* BEGIN Provided records *
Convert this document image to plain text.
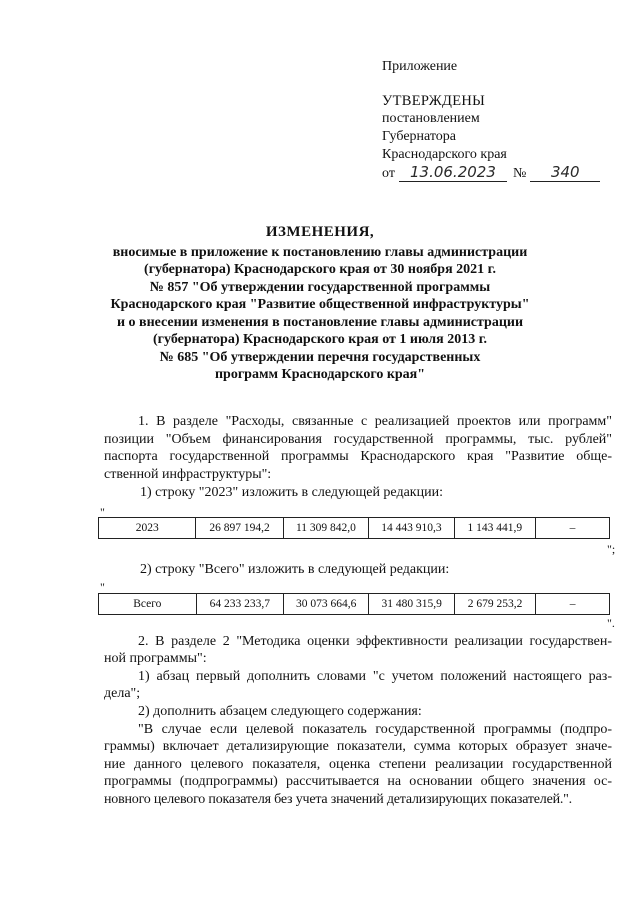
Приложение
УТВЕРЖДЕНЫ
постановлением
Губернатора
Краснодарского края
от	13.06.2023	№	340
ИЗМЕНЕНИЯ,
вносимые в приложение к постановлению главы администрации
(губернатора) Краснодарского края от 30 ноября 2021 г.
№ 857 "Об утверждении государственной программы
Краснодарского края "Развитие общественной инфраструктуры"
и о внесении изменения в постановление главы администрации
(губернатора) Краснодарского края от 1 июля 2013 г.
№ 685 "Об утверждении перечня государственных
программ Краснодарского края"
1. В разделе "Расходы, связанные с реализацией проектов или программ"
позиции "Объем финансирования государственной программы, тыс. рублей"
паспорта государственной программы Краснодарского края "Развитие обще-
ственной инфраструктуры":
1) строку "2023" изложить в следующей редакции:
"
2023	26 897 194,2	11 309 842,0	14 443 910,3	1 143 441,9	–
";
2) строку "Всего" изложить в следующей редакции:
"
Всего	64 233 233,7	30 073 664,6	31 480 315,9	2 679 253,2	–
".
2. В разделе 2 "Методика оценки эффективности реализации государствен-
ной программы":
1) абзац первый дополнить словами "с учетом положений настоящего раз-
дела";
2) дополнить абзацем следующего содержания:
"В случае если целевой показатель государственной программы (подпро-
граммы) включает детализирующие показатели, сумма которых образует значе-
ние данного целевого показателя, оценка степени реализации государственной
программы (подпрограммы) рассчитывается на основании общего значения ос-
новного целевого показателя без учета значений детализирующих показателей.".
* END Provided records *
Pictures in the data above should not be copied; transcribe everything else exactly.

**Response to the task:**
Convert this document image to plain text.
Приложение
УТВЕРЖДЕНЫ
постановлением
Губернатора
Краснодарского края
от	13.06.2023	№	340
ИЗМЕНЕНИЯ,
вносимые в приложение к постановлению главы администрации
(губернатора) Краснодарского края от 30 ноября 2021 г.
№ 857 "Об утверждении государственной программы
Краснодарского края "Развитие общественной инфраструктуры"
и о внесении изменения в постановление главы администрации
(губернатора) Краснодарского края от 1 июля 2013 г.
№ 685 "Об утверждении перечня государственных
программ Краснодарского края"
1. В разделе "Расходы, связанные с реализацией проектов или программ"
позиции "Объем финансирования государственной программы, тыс. рублей"
паспорта государственной программы Краснодарского края "Развитие обще-
ственной инфраструктуры":
1) строку "2023" изложить в следующей редакции:
"
2023	26 897 194,2	11 309 842,0	14 443 910,3	1 143 441,9	–
";
2) строку "Всего" изложить в следующей редакции:
"
Всего	64 233 233,7	30 073 664,6	31 480 315,9	2 679 253,2	–
".
2. В разделе 2 "Методика оценки эффективности реализации государствен-
ной программы":
1) абзац первый дополнить словами "с учетом положений настоящего раз-
дела";
2) дополнить абзацем следующего содержания:
"В случае если целевой показатель государственной программы (подпро-
граммы) включает детализирующие показатели, сумма которых образует значе-
ние данного целевого показателя, оценка степени реализации государственной
программы (подпрограммы) рассчитывается на основании общего значения ос-
новного целевого показателя без учета значений детализирующих показателей.".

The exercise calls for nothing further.